━━━ Dataset extract ━━━

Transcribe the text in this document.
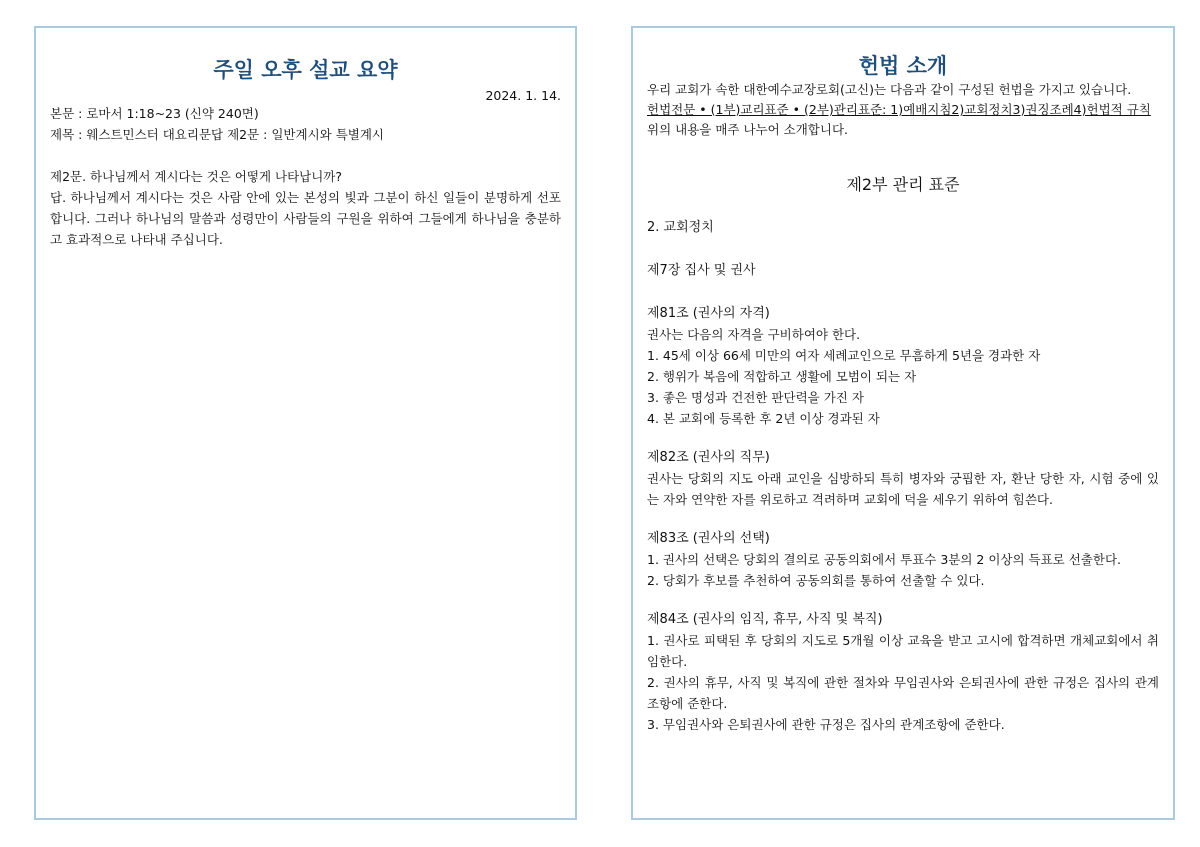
주일 오후 설교 요약
2024. 1. 14.
본문 : 로마서 1:18~23 (신약 240면)
제목 : 웨스트민스터 대요리문답 제2문 : 일반계시와 특별계시
제2문. 하나님께서 계시다는 것은 어떻게 나타납니까?
답. 하나님께서 계시다는 것은 사람 안에 있는 본성의 빛과 그분이 하신 일들이 분명하게 선포합니다. 그러나 하나님의 말씀과 성령만이 사람들의 구원을 위하여 그들에게 하나님을 충분하고 효과적으로 나타내 주십니다.
헌법 소개
우리 교회가 속한 대한예수교장로회(고신)는 다음과 같이 구성된 헌법을 가지고 있습니다.
헌법전문 • (1부)교리표준 • (2부)관리표준: 1)예배지침2)교회정치3)권징조례4)헌법적 규칙
위의 내용을 매주 나누어 소개합니다.
제2부 관리 표준
2. 교회정치
제7장 집사 및 권사
제81조 (권사의 자격)
권사는 다음의 자격을 구비하여야 한다.
1. 45세 이상 66세 미만의 여자 세례교인으로 무흠하게 5년을 경과한 자
2. 행위가 복음에 적합하고 생활에 모범이 되는 자
3. 좋은 명성과 건전한 판단력을 가진 자
4. 본 교회에 등록한 후 2년 이상 경과된 자
제82조 (권사의 직무)
권사는 당회의 지도 아래 교인을 심방하되 특히 병자와 궁핍한 자, 환난 당한 자, 시험 중에 있는 자와 연약한 자를 위로하고 격려하며 교회에 덕을 세우기 위하여 힘쓴다.
제83조 (권사의 선택)
1. 권사의 선택은 당회의 결의로 공동의회에서 투표수 3분의 2 이상의 득표로 선출한다.
2. 당회가 후보를 추천하여 공동의회를 통하여 선출할 수 있다.
제84조 (권사의 임직, 휴무, 사직 및 복직)
1. 권사로 피택된 후 당회의 지도로 5개월 이상 교육을 받고 고시에 합격하면 개체교회에서 취임한다.
2. 권사의 휴무, 사직 및 복직에 관한 절차와 무임권사와 은퇴권사에 관한 규정은 집사의 관계조항에 준한다.
3. 무임권사와 은퇴권사에 관한 규정은 집사의 관계조항에 준한다.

━━━

• Work to do: Exclude the pictures, and transcribe all of the material exactly.

• Correct answer:
Transcribe the text in this document.
주일 오후 설교 요약
2024. 1. 14.
본문 : 로마서 1:18~23 (신약 240면)
제목 : 웨스트민스터 대요리문답 제2문 : 일반계시와 특별계시
제2문. 하나님께서 계시다는 것은 어떻게 나타납니까?
답. 하나님께서 계시다는 것은 사람 안에 있는 본성의 빛과 그분이 하신 일들이 분명하게 선포합니다. 그러나 하나님의 말씀과 성령만이 사람들의 구원을 위하여 그들에게 하나님을 충분하고 효과적으로 나타내 주십니다.
헌법 소개
우리 교회가 속한 대한예수교장로회(고신)는 다음과 같이 구성된 헌법을 가지고 있습니다.
헌법전문 • (1부)교리표준 • (2부)관리표준: 1)예배지침2)교회정치3)권징조례4)헌법적 규칙
위의 내용을 매주 나누어 소개합니다.
제2부 관리 표준
2. 교회정치
제7장 집사 및 권사
제81조 (권사의 자격)
권사는 다음의 자격을 구비하여야 한다.
1. 45세 이상 66세 미만의 여자 세례교인으로 무흠하게 5년을 경과한 자
2. 행위가 복음에 적합하고 생활에 모범이 되는 자
3. 좋은 명성과 건전한 판단력을 가진 자
4. 본 교회에 등록한 후 2년 이상 경과된 자
제82조 (권사의 직무)
권사는 당회의 지도 아래 교인을 심방하되 특히 병자와 궁핍한 자, 환난 당한 자, 시험 중에 있는 자와 연약한 자를 위로하고 격려하며 교회에 덕을 세우기 위하여 힘쓴다.
제83조 (권사의 선택)
1. 권사의 선택은 당회의 결의로 공동의회에서 투표수 3분의 2 이상의 득표로 선출한다.
2. 당회가 후보를 추천하여 공동의회를 통하여 선출할 수 있다.
제84조 (권사의 임직, 휴무, 사직 및 복직)
1. 권사로 피택된 후 당회의 지도로 5개월 이상 교육을 받고 고시에 합격하면 개체교회에서 취임한다.
2. 권사의 휴무, 사직 및 복직에 관한 절차와 무임권사와 은퇴권사에 관한 규정은 집사의 관계조항에 준한다.
3. 무임권사와 은퇴권사에 관한 규정은 집사의 관계조항에 준한다.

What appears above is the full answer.